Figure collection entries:

────────────────────

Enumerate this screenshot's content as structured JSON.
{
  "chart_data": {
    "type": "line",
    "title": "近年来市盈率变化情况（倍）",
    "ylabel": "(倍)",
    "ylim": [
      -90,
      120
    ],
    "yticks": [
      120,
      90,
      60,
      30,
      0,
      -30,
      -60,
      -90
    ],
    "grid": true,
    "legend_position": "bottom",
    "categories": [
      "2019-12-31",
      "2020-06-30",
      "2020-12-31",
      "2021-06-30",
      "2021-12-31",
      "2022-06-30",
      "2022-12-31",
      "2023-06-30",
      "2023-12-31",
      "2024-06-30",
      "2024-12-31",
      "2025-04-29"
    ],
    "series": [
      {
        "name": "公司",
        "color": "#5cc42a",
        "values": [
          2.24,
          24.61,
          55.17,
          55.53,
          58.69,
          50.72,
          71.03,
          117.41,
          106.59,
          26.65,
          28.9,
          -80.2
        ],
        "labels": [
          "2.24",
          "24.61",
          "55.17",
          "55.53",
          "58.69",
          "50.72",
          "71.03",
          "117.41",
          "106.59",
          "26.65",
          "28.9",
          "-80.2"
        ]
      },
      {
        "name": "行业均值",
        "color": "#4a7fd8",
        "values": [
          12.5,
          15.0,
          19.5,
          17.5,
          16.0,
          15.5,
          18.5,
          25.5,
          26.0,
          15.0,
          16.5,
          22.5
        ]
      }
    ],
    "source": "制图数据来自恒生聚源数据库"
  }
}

────────────────────

• TASK OBJECTIVE: Write an exact transcription of every entry above.

• SOLUTION FOR THIS PROBLEM:
Enumerate this screenshot's content as structured JSON.
{
  "chart_data": {
    "type": "line",
    "title": "近年来市盈率变化情况（倍）",
    "ylabel": "(倍)",
    "ylim": [
      -90,
      120
    ],
    "yticks": [
      120,
      90,
      60,
      30,
      0,
      -30,
      -60,
      -90
    ],
    "grid": true,
    "legend_position": "bottom",
    "categories": [
      "2019-12-31",
      "2020-06-30",
      "2020-12-31",
      "2021-06-30",
      "2021-12-31",
      "2022-06-30",
      "2022-12-31",
      "2023-06-30",
      "2023-12-31",
      "2024-06-30",
      "2024-12-31",
      "2025-04-29"
    ],
    "series": [
      {
        "name": "公司",
        "color": "#5cc42a",
        "values": [
          2.24,
          24.61,
          55.17,
          55.53,
          58.69,
          50.72,
          71.03,
          117.41,
          106.59,
          26.65,
          28.9,
          -80.2
        ],
        "labels": [
          "2.24",
          "24.61",
          "55.17",
          "55.53",
          "58.69",
          "50.72",
          "71.03",
          "117.41",
          "106.59",
          "26.65",
          "28.9",
          "-80.2"
        ]
      },
      {
        "name": "行业均值",
        "color": "#4a7fd8",
        "values": [
          12.5,
          15.0,
          19.5,
          17.5,
          16.0,
          15.5,
          18.5,
          25.5,
          26.0,
          15.0,
          16.5,
          22.5
        ]
      }
    ],
    "source": "制图数据来自恒生聚源数据库"
  }
}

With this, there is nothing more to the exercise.